Task => Among the records below, find each line that includes the string "Account" and copy it.

◆ ◆ ◆ ◆

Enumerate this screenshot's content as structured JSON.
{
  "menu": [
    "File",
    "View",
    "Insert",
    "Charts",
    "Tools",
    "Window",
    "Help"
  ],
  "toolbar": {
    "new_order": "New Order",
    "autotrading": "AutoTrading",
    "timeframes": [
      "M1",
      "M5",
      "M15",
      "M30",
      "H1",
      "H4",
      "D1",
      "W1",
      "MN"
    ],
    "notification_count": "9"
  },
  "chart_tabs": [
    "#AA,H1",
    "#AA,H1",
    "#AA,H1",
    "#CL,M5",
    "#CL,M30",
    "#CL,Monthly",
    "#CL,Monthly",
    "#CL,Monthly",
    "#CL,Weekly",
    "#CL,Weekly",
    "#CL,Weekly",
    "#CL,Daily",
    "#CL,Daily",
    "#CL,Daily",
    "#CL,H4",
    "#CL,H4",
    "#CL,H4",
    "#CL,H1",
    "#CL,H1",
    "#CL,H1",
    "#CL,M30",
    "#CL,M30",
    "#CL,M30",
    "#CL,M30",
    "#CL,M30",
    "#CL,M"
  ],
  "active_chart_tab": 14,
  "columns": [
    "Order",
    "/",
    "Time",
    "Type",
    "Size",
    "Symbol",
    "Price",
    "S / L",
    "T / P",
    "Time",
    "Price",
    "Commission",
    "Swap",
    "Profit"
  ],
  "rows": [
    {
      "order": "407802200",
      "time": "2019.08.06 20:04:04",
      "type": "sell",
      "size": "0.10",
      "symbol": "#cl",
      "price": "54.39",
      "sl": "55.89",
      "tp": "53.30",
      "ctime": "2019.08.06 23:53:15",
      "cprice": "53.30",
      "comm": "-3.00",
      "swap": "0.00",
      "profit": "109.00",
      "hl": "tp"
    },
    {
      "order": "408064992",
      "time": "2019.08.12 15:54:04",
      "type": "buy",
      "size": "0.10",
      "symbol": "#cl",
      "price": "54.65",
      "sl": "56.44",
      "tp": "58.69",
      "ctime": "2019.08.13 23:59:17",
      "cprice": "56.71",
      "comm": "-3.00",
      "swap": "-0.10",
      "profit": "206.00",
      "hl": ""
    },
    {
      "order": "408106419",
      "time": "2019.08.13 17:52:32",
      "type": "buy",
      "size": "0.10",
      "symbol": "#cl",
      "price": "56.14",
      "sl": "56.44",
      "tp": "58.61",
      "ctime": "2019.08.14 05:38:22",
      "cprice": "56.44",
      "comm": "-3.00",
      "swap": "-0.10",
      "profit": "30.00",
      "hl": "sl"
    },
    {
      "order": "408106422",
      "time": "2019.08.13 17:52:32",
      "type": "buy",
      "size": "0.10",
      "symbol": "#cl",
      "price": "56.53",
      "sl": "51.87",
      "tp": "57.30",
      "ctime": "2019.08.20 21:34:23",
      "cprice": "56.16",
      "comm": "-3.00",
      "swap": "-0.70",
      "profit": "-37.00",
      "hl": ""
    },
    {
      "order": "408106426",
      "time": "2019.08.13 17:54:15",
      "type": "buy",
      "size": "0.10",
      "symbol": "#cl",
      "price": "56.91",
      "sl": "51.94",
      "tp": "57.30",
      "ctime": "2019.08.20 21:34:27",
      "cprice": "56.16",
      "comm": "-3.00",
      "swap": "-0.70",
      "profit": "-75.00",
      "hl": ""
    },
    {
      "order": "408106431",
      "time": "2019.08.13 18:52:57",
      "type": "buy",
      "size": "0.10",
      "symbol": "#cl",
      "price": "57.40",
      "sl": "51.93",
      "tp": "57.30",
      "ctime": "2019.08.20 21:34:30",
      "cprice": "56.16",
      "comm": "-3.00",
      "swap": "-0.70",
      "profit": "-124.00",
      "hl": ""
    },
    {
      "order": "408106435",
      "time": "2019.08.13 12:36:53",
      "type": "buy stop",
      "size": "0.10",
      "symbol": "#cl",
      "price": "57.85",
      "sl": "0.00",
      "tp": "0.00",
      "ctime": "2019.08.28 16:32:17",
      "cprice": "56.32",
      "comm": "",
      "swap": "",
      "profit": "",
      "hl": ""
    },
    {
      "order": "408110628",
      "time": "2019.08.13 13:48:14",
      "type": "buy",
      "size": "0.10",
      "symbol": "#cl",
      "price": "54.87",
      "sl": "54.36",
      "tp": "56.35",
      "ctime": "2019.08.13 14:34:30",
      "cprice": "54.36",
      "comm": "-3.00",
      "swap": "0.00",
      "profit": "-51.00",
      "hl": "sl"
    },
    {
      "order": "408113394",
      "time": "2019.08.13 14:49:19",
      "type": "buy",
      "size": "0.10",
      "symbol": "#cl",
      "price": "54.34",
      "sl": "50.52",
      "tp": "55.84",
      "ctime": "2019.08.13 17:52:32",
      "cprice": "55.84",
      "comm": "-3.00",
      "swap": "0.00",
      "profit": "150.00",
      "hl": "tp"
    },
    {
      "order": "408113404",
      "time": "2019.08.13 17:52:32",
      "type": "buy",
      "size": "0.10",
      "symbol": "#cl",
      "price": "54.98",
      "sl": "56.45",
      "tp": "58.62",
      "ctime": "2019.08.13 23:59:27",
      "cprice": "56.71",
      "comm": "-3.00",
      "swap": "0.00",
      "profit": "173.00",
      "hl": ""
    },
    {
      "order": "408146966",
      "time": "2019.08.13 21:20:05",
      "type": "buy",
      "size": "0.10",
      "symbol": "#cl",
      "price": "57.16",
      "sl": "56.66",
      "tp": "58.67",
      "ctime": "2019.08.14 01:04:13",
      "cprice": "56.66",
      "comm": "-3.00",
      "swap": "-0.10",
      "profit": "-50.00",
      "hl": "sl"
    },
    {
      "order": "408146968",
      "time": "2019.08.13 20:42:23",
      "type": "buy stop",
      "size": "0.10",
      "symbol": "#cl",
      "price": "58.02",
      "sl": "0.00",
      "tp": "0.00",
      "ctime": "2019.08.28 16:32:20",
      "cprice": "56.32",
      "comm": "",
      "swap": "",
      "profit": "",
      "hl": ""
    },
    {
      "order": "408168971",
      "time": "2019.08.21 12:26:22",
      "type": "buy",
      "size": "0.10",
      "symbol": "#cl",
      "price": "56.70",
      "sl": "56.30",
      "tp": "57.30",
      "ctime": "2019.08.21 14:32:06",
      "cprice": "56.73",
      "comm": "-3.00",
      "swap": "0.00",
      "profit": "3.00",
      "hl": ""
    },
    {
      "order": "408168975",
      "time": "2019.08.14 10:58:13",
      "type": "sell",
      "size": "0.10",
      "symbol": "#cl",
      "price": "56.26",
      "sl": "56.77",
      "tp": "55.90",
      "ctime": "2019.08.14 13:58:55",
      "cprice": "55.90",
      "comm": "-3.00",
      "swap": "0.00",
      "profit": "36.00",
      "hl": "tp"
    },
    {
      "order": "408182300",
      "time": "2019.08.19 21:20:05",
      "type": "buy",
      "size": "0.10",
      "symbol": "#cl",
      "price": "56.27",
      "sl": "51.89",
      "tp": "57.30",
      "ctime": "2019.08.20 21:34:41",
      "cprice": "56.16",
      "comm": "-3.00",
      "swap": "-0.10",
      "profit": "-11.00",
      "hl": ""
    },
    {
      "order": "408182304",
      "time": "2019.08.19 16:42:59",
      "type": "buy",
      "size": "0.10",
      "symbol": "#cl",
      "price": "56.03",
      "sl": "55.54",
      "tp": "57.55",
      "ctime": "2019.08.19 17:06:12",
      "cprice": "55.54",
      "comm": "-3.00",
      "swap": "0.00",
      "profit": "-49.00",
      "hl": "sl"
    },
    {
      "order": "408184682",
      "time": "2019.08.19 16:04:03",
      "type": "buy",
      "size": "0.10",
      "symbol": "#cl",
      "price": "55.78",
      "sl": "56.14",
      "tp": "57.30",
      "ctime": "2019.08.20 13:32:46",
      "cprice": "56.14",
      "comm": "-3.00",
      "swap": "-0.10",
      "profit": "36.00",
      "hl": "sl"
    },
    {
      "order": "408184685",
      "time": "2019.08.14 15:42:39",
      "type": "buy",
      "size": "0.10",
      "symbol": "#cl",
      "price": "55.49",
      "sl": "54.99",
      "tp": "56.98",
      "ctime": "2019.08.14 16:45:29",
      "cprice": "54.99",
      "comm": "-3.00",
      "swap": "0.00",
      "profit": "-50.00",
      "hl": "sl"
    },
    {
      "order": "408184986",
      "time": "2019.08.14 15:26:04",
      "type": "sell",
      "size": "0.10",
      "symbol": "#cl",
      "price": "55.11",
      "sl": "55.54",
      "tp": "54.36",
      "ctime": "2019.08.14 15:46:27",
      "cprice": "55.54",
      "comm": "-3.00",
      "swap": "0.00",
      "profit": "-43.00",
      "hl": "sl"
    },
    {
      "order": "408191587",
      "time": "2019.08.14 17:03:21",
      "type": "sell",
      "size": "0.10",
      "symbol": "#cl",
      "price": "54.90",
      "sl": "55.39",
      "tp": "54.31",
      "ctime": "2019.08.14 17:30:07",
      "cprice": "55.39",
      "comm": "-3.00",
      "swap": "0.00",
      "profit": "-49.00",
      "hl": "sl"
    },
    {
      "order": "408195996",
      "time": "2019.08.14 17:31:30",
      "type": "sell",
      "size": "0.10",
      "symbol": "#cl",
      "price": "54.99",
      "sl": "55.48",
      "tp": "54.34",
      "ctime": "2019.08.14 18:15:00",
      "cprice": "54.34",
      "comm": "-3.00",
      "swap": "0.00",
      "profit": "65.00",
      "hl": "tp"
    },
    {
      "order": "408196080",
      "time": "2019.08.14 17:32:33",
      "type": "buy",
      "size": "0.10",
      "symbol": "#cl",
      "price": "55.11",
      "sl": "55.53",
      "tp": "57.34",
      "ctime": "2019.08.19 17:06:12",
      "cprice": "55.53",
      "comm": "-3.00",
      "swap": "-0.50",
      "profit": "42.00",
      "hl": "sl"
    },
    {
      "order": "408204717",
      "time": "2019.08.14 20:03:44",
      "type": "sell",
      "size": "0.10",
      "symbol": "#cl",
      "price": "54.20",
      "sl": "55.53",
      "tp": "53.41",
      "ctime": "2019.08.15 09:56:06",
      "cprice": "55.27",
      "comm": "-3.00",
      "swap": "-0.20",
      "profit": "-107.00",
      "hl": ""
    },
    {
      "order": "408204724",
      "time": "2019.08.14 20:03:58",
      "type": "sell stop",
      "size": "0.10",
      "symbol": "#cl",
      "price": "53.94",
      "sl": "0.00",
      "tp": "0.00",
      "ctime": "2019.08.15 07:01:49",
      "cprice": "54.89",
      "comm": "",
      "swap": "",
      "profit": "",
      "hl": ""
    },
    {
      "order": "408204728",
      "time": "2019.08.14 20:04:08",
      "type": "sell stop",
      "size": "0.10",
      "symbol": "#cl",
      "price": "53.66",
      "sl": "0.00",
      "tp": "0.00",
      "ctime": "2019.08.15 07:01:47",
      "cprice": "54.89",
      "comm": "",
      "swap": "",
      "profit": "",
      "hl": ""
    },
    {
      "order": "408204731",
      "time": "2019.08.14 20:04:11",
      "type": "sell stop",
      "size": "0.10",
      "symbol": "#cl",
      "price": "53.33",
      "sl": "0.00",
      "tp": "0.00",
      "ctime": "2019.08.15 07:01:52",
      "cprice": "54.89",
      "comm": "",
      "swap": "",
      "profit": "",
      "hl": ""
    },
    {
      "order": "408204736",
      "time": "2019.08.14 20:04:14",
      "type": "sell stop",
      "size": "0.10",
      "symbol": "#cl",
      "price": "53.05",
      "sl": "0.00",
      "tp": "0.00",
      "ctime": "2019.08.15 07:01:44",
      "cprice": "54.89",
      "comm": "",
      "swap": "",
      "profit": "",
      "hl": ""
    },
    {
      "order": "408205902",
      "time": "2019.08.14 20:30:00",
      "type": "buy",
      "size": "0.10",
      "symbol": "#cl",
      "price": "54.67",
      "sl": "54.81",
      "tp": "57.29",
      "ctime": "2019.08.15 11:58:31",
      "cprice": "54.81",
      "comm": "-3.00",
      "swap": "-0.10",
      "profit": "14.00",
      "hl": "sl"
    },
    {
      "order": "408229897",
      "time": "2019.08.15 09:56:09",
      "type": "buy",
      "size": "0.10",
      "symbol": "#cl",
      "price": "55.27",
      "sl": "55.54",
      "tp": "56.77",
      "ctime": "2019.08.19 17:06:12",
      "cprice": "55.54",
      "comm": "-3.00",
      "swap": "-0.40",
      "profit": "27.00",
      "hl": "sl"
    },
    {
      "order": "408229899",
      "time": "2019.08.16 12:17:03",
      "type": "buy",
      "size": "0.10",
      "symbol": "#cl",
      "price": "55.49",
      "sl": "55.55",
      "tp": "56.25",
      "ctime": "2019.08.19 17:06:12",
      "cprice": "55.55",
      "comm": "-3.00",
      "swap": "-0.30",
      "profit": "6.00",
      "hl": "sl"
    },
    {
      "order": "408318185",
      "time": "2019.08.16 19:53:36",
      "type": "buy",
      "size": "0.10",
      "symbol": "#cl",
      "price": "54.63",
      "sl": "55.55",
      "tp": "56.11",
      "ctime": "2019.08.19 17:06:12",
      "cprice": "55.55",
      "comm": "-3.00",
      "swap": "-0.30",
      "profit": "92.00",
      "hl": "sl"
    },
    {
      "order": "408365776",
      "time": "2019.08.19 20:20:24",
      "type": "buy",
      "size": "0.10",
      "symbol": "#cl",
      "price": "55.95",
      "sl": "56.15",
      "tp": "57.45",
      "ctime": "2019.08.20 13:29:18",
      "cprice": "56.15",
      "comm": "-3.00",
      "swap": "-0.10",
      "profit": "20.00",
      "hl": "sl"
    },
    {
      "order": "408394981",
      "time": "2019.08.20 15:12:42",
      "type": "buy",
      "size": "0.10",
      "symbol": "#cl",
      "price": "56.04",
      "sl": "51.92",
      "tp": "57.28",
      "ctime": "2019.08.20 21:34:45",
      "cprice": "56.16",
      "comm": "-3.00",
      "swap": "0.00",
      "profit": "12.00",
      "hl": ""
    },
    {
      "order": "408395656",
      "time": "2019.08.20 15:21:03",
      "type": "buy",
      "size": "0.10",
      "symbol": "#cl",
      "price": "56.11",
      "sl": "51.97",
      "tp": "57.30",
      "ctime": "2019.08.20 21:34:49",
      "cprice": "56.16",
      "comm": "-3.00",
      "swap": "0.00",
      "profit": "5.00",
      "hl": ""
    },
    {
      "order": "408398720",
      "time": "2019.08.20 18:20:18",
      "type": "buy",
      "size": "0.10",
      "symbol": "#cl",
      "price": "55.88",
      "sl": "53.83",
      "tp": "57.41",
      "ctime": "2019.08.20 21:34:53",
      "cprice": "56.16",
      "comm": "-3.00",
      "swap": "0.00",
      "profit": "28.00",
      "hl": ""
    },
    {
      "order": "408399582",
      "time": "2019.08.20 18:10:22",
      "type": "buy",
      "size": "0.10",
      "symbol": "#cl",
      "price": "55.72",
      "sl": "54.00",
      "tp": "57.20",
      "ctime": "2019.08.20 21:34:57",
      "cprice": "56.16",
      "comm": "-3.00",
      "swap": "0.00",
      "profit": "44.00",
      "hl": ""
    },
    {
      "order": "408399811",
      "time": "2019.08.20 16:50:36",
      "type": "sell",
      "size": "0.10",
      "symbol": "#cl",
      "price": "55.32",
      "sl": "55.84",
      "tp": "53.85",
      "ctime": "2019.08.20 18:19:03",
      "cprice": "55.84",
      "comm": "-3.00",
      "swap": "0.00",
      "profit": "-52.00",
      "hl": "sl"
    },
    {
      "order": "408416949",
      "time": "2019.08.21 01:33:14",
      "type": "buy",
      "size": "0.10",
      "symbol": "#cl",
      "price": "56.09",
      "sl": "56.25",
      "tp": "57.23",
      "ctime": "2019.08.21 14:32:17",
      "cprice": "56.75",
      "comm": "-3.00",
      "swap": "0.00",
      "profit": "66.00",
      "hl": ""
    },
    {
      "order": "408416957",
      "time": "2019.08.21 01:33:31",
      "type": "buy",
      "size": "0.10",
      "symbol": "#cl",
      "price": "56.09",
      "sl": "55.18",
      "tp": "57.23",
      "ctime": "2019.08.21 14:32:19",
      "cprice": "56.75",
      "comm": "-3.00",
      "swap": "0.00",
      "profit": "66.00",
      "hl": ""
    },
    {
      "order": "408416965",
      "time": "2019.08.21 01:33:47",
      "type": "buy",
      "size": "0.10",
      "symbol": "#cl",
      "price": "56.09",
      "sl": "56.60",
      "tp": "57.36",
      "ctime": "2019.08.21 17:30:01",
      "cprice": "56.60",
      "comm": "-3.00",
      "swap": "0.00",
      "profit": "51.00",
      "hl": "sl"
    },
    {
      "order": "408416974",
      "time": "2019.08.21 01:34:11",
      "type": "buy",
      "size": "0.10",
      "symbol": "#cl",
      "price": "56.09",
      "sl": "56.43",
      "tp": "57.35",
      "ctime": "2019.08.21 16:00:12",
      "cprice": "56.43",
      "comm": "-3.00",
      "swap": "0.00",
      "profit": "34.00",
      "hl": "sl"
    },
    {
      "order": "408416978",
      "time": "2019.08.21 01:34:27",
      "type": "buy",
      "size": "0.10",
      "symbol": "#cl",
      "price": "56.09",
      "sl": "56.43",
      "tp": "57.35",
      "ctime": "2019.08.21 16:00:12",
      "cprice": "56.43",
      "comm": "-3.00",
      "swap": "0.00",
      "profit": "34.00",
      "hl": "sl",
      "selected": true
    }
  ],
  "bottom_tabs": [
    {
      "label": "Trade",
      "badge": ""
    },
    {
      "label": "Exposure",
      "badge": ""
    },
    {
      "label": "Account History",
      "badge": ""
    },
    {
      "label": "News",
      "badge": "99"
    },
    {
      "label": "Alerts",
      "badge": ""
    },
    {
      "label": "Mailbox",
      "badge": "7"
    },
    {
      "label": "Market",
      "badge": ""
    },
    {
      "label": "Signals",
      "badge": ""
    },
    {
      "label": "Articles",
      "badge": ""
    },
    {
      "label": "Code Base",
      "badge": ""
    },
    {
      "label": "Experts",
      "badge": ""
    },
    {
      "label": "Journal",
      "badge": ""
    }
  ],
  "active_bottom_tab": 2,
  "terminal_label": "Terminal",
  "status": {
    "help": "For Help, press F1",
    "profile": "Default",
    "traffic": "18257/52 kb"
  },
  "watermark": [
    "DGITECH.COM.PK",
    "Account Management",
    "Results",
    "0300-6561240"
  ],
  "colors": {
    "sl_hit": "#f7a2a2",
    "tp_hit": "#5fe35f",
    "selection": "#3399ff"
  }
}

◆ ◆ ◆ ◆

Solution to this task =>
      "label": "Account History",
    "Account Management",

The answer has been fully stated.